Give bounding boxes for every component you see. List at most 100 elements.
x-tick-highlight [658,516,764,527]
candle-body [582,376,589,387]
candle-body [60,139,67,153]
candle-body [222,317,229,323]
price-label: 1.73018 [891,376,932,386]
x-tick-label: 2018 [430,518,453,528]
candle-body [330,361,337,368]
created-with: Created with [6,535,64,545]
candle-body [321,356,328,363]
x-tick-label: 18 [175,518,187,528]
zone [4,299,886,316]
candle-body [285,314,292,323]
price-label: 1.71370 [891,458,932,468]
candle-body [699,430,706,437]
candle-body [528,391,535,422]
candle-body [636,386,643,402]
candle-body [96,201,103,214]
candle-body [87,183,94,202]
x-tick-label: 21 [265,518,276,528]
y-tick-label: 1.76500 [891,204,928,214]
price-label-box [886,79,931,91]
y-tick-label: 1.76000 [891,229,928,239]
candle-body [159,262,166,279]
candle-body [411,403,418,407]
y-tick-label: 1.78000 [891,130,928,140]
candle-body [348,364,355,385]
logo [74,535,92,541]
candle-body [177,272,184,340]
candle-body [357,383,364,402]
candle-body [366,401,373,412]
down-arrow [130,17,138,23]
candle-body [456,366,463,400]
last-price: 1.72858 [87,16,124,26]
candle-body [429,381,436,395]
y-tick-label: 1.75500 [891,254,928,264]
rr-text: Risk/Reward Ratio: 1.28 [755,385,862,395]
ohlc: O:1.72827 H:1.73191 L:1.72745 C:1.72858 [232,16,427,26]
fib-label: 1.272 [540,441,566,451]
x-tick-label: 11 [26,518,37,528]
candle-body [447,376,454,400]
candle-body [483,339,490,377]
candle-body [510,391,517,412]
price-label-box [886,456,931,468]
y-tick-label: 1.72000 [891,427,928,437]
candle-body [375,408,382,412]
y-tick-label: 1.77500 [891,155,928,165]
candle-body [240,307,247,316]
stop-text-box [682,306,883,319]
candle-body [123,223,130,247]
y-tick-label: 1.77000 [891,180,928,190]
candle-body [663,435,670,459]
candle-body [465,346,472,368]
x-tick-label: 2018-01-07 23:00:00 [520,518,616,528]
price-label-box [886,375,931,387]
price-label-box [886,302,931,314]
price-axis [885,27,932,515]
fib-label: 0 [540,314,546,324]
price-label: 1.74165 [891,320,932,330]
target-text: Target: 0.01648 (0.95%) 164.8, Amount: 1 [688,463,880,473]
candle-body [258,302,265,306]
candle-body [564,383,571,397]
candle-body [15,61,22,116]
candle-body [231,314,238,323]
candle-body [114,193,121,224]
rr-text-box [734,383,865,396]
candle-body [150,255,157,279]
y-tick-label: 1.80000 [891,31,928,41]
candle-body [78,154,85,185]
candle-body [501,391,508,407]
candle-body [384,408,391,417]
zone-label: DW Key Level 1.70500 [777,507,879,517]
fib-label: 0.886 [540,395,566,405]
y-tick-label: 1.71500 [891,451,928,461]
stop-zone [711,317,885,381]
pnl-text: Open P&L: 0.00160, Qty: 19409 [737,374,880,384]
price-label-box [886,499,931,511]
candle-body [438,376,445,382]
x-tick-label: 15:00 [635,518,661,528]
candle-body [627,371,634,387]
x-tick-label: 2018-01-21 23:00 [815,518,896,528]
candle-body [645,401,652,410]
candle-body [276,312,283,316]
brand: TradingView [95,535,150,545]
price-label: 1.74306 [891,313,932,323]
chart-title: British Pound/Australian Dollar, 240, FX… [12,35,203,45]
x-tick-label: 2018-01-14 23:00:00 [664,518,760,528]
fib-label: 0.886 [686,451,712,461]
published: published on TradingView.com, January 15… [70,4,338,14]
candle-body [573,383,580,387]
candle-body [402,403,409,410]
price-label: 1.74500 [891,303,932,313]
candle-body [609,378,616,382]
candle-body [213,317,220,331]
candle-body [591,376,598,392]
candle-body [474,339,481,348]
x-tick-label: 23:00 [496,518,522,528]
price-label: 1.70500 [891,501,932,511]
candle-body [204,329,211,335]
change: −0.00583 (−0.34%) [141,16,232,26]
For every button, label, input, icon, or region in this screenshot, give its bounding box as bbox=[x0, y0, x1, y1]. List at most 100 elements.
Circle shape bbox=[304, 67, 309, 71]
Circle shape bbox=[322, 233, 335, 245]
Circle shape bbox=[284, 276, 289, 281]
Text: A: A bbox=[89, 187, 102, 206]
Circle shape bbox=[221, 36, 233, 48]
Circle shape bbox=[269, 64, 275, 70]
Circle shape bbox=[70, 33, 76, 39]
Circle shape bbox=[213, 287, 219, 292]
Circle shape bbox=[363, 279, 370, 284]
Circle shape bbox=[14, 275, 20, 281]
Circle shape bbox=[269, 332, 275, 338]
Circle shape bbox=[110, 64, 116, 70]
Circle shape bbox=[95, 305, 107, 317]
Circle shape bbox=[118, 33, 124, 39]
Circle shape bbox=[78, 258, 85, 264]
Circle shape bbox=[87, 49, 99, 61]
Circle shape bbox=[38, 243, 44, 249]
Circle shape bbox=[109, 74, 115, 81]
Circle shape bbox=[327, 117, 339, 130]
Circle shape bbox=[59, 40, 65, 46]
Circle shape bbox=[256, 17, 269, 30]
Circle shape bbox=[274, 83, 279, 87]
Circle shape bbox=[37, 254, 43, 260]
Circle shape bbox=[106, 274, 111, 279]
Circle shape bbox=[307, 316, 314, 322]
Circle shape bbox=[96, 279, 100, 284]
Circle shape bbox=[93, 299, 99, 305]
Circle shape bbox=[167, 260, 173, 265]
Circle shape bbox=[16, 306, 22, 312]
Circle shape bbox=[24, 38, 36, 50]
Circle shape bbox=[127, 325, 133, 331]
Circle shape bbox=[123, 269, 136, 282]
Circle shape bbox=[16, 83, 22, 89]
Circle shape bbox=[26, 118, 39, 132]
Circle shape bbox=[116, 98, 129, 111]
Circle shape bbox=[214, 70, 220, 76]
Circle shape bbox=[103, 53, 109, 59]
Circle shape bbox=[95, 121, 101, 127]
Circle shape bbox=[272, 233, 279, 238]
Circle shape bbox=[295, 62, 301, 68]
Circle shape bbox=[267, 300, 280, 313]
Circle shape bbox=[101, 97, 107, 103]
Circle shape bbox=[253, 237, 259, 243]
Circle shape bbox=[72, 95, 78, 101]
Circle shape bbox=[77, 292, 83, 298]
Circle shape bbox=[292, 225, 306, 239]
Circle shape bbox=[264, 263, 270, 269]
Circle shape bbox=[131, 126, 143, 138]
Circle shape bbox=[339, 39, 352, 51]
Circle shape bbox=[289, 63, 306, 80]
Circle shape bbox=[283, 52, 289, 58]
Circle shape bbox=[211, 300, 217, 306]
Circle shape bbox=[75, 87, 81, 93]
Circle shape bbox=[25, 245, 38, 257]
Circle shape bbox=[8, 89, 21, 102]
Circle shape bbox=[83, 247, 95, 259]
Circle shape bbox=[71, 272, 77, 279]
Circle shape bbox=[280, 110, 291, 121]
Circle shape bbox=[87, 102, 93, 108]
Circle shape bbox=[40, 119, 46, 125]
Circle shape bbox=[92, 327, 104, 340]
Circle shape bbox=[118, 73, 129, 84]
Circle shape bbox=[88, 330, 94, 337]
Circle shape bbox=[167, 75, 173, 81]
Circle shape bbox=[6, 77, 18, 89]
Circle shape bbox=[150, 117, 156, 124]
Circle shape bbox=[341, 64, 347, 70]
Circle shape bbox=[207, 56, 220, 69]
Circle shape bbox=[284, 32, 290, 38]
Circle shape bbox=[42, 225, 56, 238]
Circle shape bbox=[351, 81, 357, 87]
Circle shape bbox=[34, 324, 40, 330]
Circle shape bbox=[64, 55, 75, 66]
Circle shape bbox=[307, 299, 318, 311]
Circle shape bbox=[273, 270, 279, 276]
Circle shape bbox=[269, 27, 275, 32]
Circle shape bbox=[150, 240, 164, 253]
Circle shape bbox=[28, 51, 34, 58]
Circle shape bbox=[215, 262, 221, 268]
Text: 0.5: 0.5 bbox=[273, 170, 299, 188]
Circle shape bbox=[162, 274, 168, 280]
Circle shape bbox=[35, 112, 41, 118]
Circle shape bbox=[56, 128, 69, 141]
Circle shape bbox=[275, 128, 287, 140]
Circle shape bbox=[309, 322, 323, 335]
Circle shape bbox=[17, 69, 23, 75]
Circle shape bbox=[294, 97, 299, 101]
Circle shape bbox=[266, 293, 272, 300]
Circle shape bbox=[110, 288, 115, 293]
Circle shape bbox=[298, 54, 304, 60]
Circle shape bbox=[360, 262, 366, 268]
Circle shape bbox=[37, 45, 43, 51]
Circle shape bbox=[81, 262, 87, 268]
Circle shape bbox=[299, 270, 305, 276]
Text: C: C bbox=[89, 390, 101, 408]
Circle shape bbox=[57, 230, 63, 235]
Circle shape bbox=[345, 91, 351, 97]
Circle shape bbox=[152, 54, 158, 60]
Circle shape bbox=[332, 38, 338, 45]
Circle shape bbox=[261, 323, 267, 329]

Aim:
Rewrite the items from the beginning through the line containing "price-label-box [886,79,931,91]", including that line, as a JSON list of strings with one string per line and blank lines omitted.

The completed task:
[
  "Give bounding boxes for every component you see. List at most 100 elements.",
  "x-tick-highlight [658,516,764,527]",
  "candle-body [582,376,589,387]",
  "candle-body [60,139,67,153]",
  "candle-body [222,317,229,323]",
  "price-label: 1.73018 [891,376,932,386]",
  "x-tick-label: 2018 [430,518,453,528]",
  "candle-body [330,361,337,368]",
  "created-with: Created with [6,535,64,545]",
  "candle-body [321,356,328,363]",
  "x-tick-label: 18 [175,518,187,528]",
  "zone [4,299,886,316]",
  "candle-body [285,314,292,323]",
  "price-label: 1.71370 [891,458,932,468]",
  "candle-body [699,430,706,437]",
  "candle-body [528,391,535,422]",
  "candle-body [636,386,643,402]",
  "candle-body [96,201,103,214]",
  "candle-body [87,183,94,202]",
  "x-tick-label: 21 [265,518,276,528]",
  "y-tick-label: 1.76500 [891,204,928,214]",
  "price-label-box [886,79,931,91]"
]